-------- GIVEN DATA
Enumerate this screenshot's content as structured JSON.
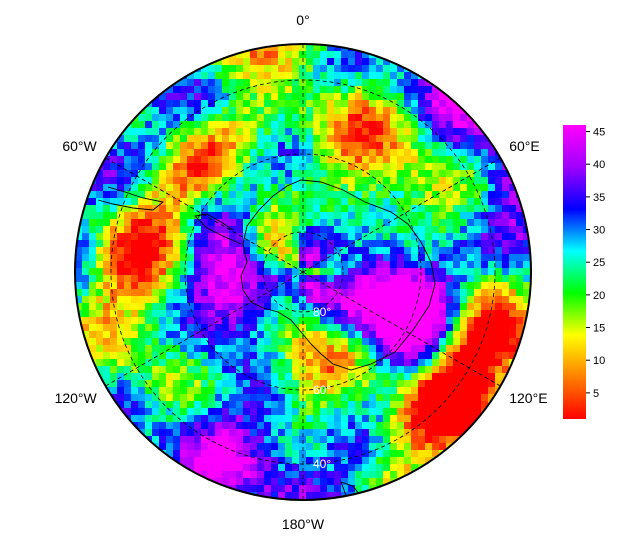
{
  "chart_data": {
    "type": "heatmap",
    "projection": "south-polar-stereographic",
    "colormap": [
      "#ff0000",
      "#ff8000",
      "#ffff00",
      "#00ff00",
      "#00ffff",
      "#0000ff",
      "#a000ff",
      "#ff00ff"
    ],
    "value_range": [
      1,
      46
    ],
    "colorbar_ticks": [
      5,
      10,
      15,
      20,
      25,
      30,
      35,
      40,
      45
    ],
    "longitude_labels": [
      {
        "text": "0°",
        "lon": 0
      },
      {
        "text": "60°E",
        "lon": 60
      },
      {
        "text": "120°E",
        "lon": 120
      },
      {
        "text": "180°W",
        "lon": 180
      },
      {
        "text": "120°W",
        "lon": -120
      },
      {
        "text": "60°W",
        "lon": -60
      }
    ],
    "latitude_labels": [
      {
        "text": "80°",
        "lat": -80
      },
      {
        "text": "60°",
        "lat": -60
      },
      {
        "text": "40°",
        "lat": -40
      }
    ],
    "meridians": [
      -120,
      -60,
      0,
      60,
      120,
      180
    ],
    "parallels": [
      -80,
      -60,
      -40
    ],
    "grid": true,
    "colorbar_position": "right"
  }
}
----------------
■ TASK TO CARRY OUT: Restate the listing above word for word, and skip the pictures.

■ EXERCISE SOLUTION:
Enumerate this screenshot's content as structured JSON.
{
  "chart_data": {
    "type": "heatmap",
    "projection": "south-polar-stereographic",
    "colormap": [
      "#ff0000",
      "#ff8000",
      "#ffff00",
      "#00ff00",
      "#00ffff",
      "#0000ff",
      "#a000ff",
      "#ff00ff"
    ],
    "value_range": [
      1,
      46
    ],
    "colorbar_ticks": [
      5,
      10,
      15,
      20,
      25,
      30,
      35,
      40,
      45
    ],
    "longitude_labels": [
      {
        "text": "0°",
        "lon": 0
      },
      {
        "text": "60°E",
        "lon": 60
      },
      {
        "text": "120°E",
        "lon": 120
      },
      {
        "text": "180°W",
        "lon": 180
      },
      {
        "text": "120°W",
        "lon": -120
      },
      {
        "text": "60°W",
        "lon": -60
      }
    ],
    "latitude_labels": [
      {
        "text": "80°",
        "lat": -80
      },
      {
        "text": "60°",
        "lat": -60
      },
      {
        "text": "40°",
        "lat": -40
      }
    ],
    "meridians": [
      -120,
      -60,
      0,
      60,
      120,
      180
    ],
    "parallels": [
      -80,
      -60,
      -40
    ],
    "grid": true,
    "colorbar_position": "right"
  }
}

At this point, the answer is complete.